_WRITTEN TASK:_
Where a line in the listing contains the string "name", copy that line out.

_DATA FOR PROCESSING:_
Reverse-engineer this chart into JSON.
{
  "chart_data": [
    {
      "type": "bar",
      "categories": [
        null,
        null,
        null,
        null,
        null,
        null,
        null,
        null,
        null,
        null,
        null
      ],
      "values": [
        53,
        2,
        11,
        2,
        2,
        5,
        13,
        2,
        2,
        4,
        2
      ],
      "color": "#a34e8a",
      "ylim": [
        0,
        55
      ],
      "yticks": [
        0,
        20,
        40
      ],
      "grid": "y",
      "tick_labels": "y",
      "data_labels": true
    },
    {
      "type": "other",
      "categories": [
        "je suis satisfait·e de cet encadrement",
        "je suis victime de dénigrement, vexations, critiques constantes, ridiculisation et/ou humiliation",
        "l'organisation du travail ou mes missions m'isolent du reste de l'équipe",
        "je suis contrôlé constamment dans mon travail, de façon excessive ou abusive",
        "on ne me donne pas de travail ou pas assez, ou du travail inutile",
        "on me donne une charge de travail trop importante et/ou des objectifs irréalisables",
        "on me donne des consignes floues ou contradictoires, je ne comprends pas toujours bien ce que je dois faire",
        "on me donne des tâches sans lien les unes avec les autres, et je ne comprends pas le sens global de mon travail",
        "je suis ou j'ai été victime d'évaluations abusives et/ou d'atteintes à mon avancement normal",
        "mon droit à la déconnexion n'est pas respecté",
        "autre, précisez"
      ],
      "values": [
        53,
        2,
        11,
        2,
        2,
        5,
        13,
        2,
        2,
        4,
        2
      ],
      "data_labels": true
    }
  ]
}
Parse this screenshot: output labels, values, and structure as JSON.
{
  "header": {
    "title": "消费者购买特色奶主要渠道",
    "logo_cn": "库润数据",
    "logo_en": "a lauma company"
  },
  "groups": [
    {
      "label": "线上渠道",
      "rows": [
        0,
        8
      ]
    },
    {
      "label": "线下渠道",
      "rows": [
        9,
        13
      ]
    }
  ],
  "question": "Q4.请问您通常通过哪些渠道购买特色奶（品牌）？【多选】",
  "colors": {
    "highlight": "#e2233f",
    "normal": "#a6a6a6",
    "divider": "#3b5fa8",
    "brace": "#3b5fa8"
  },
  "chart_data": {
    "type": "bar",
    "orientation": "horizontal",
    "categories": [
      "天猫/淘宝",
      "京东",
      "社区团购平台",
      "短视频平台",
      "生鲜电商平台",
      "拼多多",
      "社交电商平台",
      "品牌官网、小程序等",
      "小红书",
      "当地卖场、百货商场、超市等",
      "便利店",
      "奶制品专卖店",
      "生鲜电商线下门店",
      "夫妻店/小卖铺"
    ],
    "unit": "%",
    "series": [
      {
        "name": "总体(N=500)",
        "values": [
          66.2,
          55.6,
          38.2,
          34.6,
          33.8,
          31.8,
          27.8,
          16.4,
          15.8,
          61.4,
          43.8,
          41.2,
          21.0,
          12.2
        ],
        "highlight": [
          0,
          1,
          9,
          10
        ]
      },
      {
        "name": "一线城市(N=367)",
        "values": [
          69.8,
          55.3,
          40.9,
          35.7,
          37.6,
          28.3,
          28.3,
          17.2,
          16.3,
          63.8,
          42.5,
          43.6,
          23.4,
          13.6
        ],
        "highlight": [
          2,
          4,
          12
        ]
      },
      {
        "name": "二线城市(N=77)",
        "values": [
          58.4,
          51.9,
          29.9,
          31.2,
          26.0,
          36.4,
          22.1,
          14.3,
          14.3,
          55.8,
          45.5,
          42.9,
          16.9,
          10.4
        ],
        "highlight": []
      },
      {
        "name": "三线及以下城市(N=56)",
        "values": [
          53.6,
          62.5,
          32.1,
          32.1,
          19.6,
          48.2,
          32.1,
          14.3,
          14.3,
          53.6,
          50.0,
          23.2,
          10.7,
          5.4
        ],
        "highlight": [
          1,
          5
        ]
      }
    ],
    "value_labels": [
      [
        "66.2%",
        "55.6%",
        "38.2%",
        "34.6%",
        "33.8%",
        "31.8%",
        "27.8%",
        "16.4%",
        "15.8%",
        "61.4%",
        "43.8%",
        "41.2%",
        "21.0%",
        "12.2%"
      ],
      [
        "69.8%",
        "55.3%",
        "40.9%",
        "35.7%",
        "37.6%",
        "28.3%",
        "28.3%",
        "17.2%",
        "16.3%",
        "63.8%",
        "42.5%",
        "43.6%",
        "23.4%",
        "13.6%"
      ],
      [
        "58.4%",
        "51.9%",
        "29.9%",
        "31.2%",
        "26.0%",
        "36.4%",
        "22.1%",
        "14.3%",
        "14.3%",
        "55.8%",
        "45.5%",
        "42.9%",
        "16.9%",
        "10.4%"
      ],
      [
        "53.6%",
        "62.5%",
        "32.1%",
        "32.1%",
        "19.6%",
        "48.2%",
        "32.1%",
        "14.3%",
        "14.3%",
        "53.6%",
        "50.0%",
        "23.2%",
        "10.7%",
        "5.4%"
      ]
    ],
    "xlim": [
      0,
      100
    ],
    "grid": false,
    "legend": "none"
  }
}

_FINISHED TASK:_
        "name": "总体(N=500)",
        "name": "一线城市(N=367)",
        "name": "二线城市(N=77)",
        "name": "三线及以下城市(N=56)",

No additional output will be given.